(Recorded data)

——————

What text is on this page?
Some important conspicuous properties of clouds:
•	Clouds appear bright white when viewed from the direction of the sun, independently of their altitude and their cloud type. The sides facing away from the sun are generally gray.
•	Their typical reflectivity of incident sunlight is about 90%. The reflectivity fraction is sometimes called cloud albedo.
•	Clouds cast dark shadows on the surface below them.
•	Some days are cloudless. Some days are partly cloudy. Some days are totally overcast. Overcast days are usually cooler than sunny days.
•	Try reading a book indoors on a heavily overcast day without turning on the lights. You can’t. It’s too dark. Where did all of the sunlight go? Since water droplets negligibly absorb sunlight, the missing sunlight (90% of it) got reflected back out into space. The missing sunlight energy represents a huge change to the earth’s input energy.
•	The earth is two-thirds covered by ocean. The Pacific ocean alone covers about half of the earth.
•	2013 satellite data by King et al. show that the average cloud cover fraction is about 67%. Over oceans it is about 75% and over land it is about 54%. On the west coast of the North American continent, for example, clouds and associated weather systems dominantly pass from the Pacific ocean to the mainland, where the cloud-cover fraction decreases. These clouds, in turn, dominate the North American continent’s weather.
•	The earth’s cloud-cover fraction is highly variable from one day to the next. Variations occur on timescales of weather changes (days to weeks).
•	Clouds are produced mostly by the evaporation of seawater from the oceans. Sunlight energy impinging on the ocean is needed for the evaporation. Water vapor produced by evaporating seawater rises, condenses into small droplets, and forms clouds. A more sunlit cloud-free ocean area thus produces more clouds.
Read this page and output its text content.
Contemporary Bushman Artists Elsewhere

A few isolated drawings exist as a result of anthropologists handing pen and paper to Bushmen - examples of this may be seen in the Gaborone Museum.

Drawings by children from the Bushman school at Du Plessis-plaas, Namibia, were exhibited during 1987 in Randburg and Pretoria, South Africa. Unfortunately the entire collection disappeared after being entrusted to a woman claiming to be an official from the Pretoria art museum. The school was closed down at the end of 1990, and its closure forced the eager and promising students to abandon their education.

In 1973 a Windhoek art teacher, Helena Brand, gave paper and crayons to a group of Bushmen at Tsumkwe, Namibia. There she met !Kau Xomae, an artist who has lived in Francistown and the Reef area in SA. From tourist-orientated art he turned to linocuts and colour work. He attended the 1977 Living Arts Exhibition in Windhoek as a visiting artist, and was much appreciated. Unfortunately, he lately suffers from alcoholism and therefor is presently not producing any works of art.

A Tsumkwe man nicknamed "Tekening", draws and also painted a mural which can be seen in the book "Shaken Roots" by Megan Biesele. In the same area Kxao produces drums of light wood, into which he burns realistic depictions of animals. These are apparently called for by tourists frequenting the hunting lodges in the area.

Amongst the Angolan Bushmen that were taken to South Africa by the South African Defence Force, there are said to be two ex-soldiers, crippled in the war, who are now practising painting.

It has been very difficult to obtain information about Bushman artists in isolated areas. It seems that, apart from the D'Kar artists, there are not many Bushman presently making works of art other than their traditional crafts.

——————

Find the lines above holding the word "called" and show them.

EXERCISE RESULT:
•	Their typical reflectivity of incident sunlight is about 90%. The reflectivity fraction is sometimes called cloud albedo.
A Tsumkwe man nicknamed "Tekening", draws and also painted a mural which can be seen in the book "Shaken Roots" by Megan Biesele. In the same area Kxao produces drums of light wood, into which he burns realistic depictions of animals. These are apparently called for by tourists frequenting the hunting lodges in the area.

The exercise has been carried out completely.